### Data to process
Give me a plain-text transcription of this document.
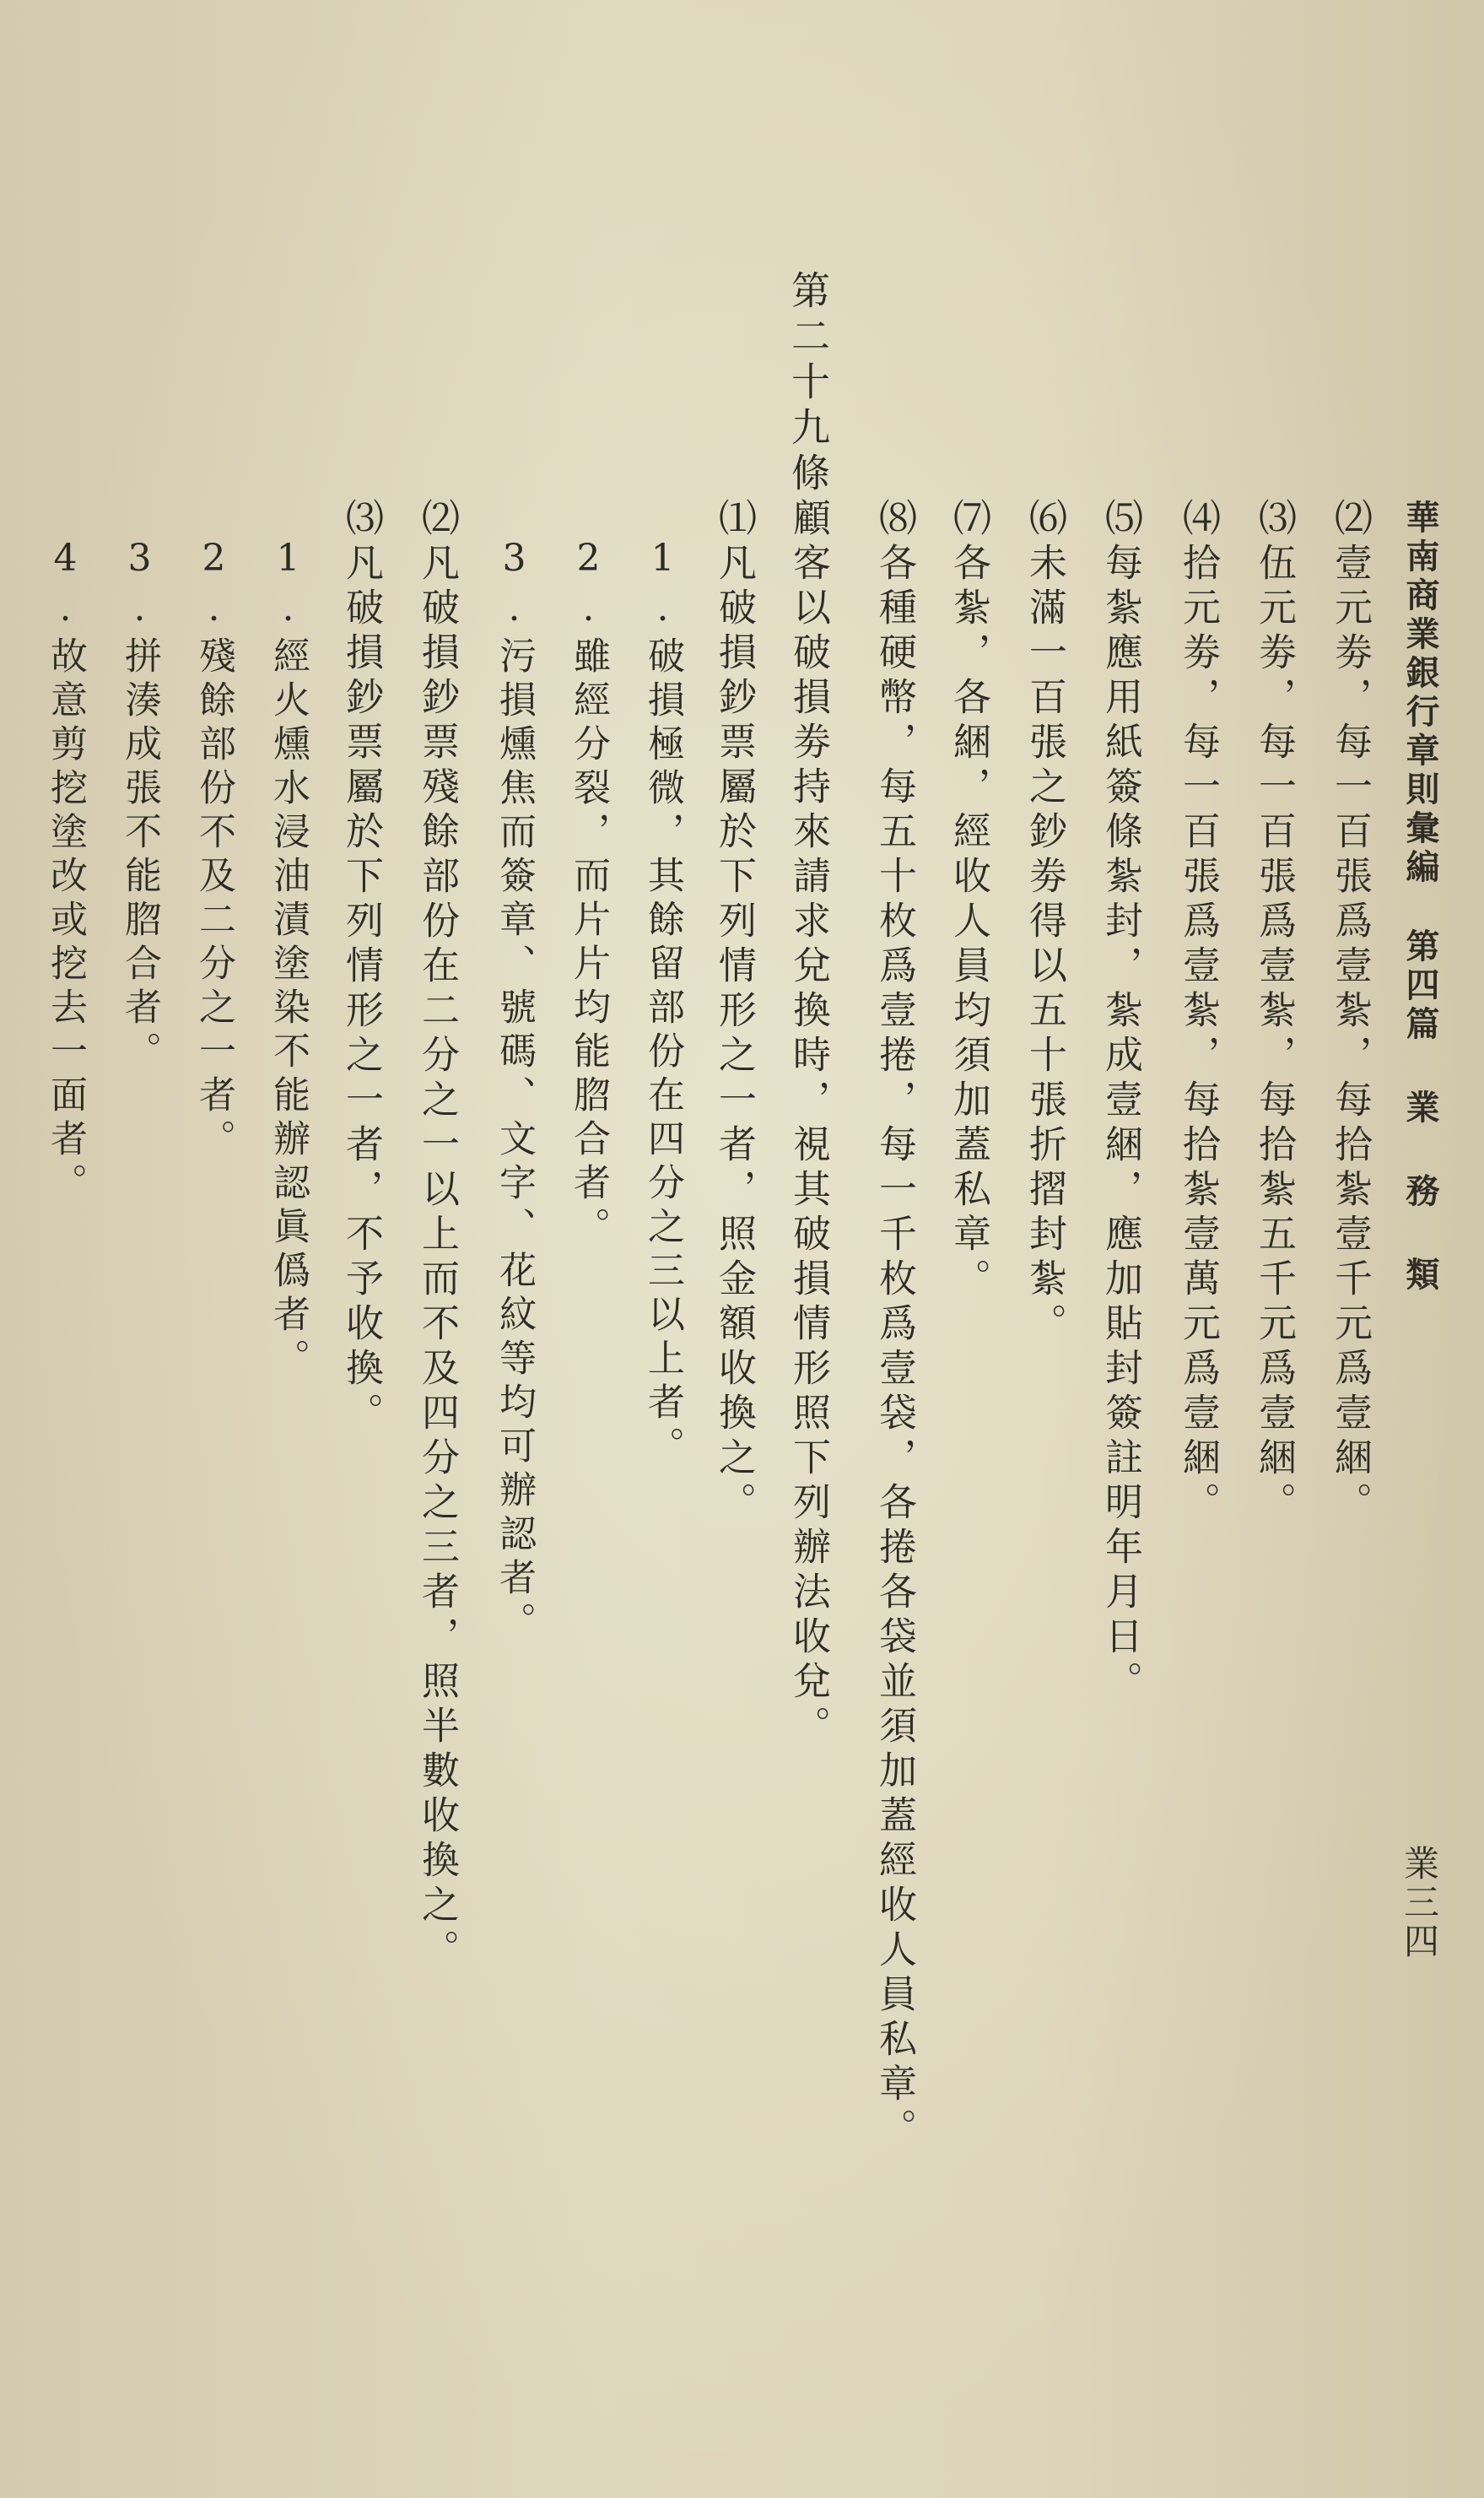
華南商業銀行章則彙編第四篇 業 務 類
業三四
⑵壹元劵，每一百張爲壹紮，每拾紮壹千元爲壹綑。
⑶伍元劵，每一百張爲壹紮，每拾紮五千元爲壹綑。
⑷拾元劵，每一百張爲壹紮，每拾紮壹萬元爲壹綑。
⑸每紮應用紙簽條紮封，紮成壹綑，應加貼封簽註明年月日。
⑹未滿一百張之鈔劵得以五十張折摺封紮。
⑺各紮，各綑，經收人員均須加蓋私章。
⑻各種硬幣，每五十枚爲壹捲，每一千枚爲壹袋，各捲各袋並須加蓋經收人員私章。
第二十九條
顧客以破損劵持來請求兌換時，視其破損情形照下列辦法收兌。
⑴凡破損鈔票屬於下列情形之一者，照金額收換之。
1.破損極微，其餘留部份在四分之三以上者。
2.雖經分裂，而片片均能脗合者。
3.污損燻焦而簽章、號碼、文字、花紋等均可辦認者。
⑵凡破損鈔票殘餘部份在二分之一以上而不及四分之三者，照半數收換之。
⑶凡破損鈔票屬於下列情形之一者，不予收換。
1.經火燻水浸油漬塗染不能辦認眞僞者。
2.殘餘部份不及二分之一者。
3.拼湊成張不能脗合者。
4.故意剪挖塗改或挖去一面者。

### The exercise
Leaving out the pictures, repeat the data above exactly.

### Result
Give me a plain-text transcription of this document.
華南商業銀行章則彙編第四篇 業 務 類
業三四
⑵壹元劵，每一百張爲壹紮，每拾紮壹千元爲壹綑。
⑶伍元劵，每一百張爲壹紮，每拾紮五千元爲壹綑。
⑷拾元劵，每一百張爲壹紮，每拾紮壹萬元爲壹綑。
⑸每紮應用紙簽條紮封，紮成壹綑，應加貼封簽註明年月日。
⑹未滿一百張之鈔劵得以五十張折摺封紮。
⑺各紮，各綑，經收人員均須加蓋私章。
⑻各種硬幣，每五十枚爲壹捲，每一千枚爲壹袋，各捲各袋並須加蓋經收人員私章。
第二十九條
顧客以破損劵持來請求兌換時，視其破損情形照下列辦法收兌。
⑴凡破損鈔票屬於下列情形之一者，照金額收換之。
1.破損極微，其餘留部份在四分之三以上者。
2.雖經分裂，而片片均能脗合者。
3.污損燻焦而簽章、號碼、文字、花紋等均可辦認者。
⑵凡破損鈔票殘餘部份在二分之一以上而不及四分之三者，照半數收換之。
⑶凡破損鈔票屬於下列情形之一者，不予收換。
1.經火燻水浸油漬塗染不能辦認眞僞者。
2.殘餘部份不及二分之一者。
3.拼湊成張不能脗合者。
4.故意剪挖塗改或挖去一面者。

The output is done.